#### TASK GOAL:
Only the number is wanted: count the lines in the data with "genom" in them.

#### Records from a data collection:
== Segment start ==

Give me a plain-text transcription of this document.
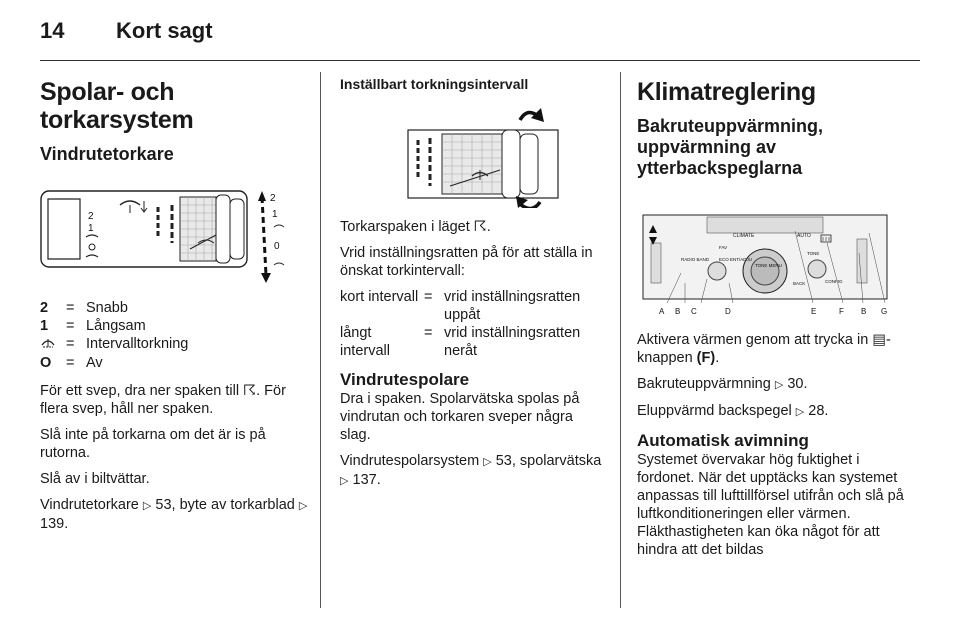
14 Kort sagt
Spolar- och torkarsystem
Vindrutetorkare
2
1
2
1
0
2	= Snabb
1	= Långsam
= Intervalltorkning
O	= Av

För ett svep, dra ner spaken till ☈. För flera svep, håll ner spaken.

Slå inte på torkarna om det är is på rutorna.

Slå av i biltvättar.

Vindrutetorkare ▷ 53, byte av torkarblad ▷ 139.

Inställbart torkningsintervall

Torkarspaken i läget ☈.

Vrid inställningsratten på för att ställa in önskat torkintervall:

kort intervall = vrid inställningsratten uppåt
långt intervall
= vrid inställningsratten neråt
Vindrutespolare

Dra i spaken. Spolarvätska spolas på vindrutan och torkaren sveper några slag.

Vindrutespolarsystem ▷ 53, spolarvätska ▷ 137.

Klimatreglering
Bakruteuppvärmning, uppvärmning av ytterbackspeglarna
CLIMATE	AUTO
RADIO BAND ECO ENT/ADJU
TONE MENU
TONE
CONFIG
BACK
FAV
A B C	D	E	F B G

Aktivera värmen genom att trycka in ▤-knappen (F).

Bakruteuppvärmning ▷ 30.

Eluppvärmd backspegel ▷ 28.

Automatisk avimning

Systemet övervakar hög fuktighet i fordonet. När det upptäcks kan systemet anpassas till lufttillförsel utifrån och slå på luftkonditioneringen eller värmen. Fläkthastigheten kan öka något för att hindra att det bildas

== Segment end ==
== Segment start ==

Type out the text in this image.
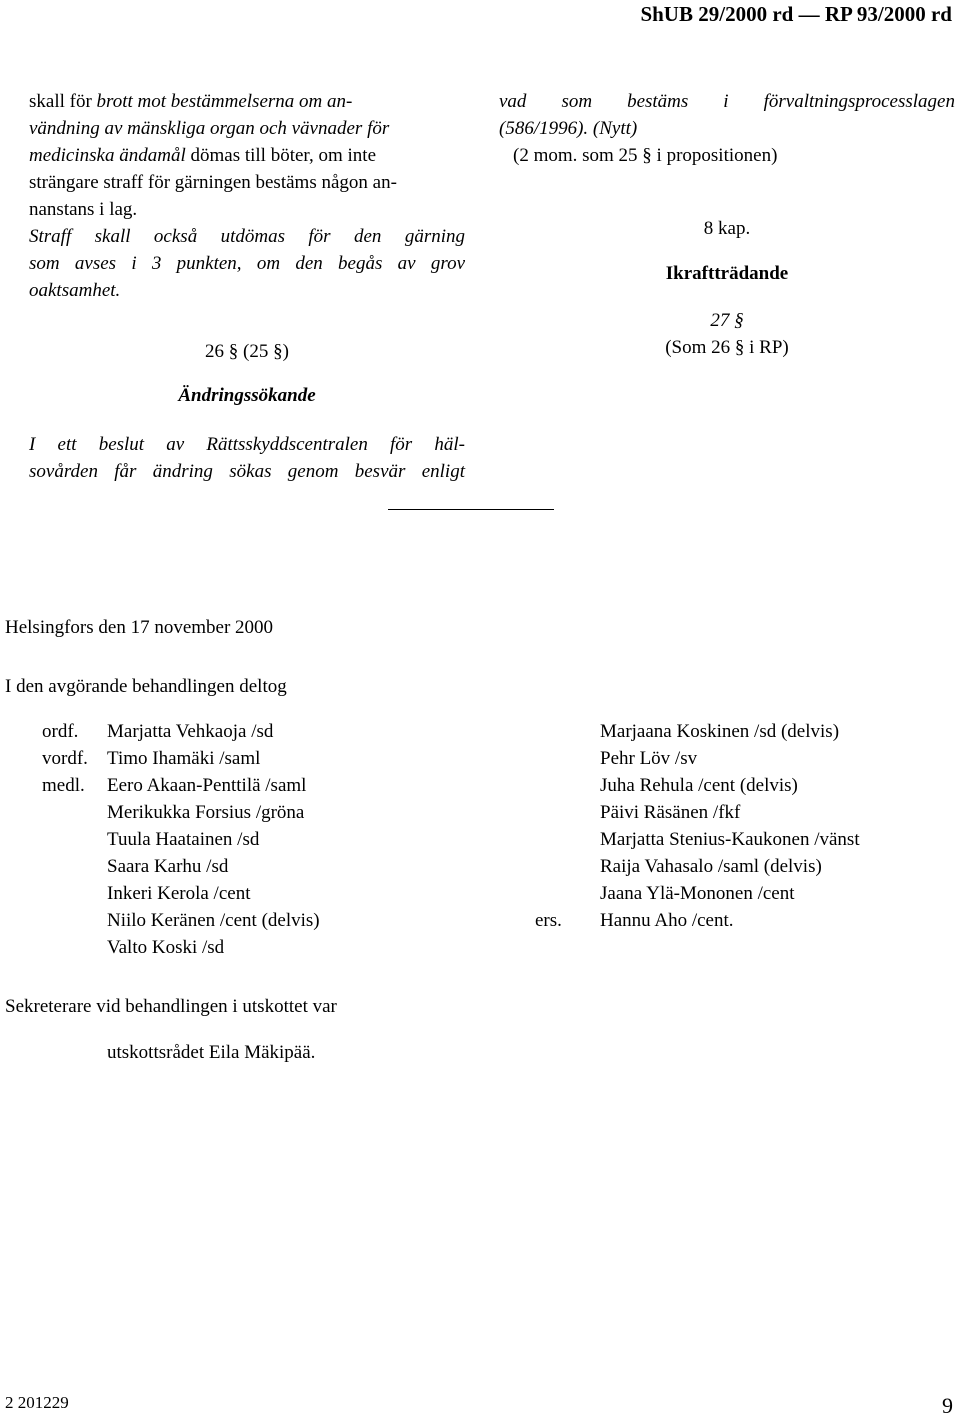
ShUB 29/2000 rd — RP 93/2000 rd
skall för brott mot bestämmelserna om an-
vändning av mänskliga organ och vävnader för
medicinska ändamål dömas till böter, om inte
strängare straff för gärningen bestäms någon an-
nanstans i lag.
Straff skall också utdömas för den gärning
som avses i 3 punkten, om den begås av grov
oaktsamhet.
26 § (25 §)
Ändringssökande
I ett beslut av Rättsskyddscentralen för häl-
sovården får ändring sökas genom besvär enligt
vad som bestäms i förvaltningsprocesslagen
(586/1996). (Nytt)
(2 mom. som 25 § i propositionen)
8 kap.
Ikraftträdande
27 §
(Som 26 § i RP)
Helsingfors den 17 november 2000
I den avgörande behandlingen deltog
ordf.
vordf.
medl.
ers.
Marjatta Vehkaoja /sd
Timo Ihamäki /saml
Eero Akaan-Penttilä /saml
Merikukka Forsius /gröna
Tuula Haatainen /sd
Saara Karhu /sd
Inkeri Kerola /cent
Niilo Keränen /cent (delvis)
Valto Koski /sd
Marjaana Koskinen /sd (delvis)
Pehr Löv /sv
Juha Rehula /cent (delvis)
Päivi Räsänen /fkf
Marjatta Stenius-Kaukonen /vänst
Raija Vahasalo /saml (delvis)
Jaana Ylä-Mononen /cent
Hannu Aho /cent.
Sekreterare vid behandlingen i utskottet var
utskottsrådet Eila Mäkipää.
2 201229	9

== Segment end ==

#### RESPONSE:
2